→ **Material provided**:
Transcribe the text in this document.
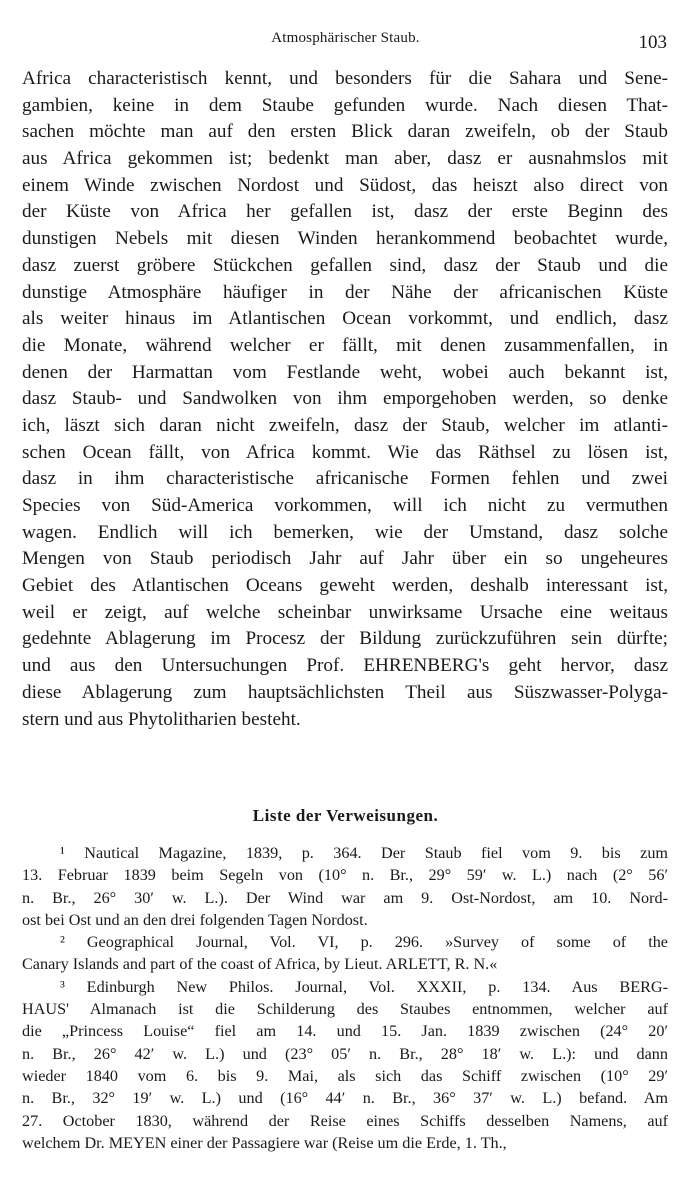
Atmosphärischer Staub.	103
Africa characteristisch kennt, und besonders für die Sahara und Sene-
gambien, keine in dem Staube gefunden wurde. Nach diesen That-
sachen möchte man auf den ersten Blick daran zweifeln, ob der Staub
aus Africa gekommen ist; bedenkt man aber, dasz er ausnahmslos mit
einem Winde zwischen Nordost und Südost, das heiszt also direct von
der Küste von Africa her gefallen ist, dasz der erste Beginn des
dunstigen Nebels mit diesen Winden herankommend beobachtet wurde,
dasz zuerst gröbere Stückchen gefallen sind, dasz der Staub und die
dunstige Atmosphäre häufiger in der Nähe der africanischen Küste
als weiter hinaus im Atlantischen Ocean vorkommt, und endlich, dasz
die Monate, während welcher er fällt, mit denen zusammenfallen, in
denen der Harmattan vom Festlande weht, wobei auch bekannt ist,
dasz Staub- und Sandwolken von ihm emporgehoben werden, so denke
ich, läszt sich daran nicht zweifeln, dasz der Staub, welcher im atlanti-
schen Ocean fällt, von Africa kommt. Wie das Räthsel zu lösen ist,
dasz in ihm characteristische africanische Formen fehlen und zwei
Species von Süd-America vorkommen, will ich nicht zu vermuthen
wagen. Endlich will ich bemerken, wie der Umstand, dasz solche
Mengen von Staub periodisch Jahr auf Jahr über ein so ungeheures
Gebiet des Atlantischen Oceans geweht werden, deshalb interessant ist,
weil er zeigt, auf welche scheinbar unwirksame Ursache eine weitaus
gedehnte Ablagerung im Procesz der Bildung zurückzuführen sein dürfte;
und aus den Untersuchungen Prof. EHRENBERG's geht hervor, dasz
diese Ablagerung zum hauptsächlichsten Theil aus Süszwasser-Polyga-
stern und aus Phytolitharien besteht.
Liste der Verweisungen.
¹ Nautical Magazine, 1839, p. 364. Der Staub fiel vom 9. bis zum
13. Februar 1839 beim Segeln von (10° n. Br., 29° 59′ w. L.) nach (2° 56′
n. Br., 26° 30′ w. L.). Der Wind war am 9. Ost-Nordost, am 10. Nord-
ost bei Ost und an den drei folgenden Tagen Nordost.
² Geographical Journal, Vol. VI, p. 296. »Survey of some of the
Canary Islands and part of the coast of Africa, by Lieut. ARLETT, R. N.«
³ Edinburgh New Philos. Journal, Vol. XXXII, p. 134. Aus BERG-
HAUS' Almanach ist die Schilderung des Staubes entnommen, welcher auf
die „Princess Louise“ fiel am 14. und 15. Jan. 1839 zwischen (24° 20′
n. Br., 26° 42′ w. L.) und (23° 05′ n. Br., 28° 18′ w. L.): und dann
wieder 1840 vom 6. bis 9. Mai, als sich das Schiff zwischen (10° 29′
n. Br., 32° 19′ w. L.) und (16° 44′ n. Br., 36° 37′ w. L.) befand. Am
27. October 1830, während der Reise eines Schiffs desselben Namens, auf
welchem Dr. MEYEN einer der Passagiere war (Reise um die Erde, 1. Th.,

→ **Job**:
Above are records; say how many of their lines contain the word "nicht", giving only the number.

→ **Task output**:
2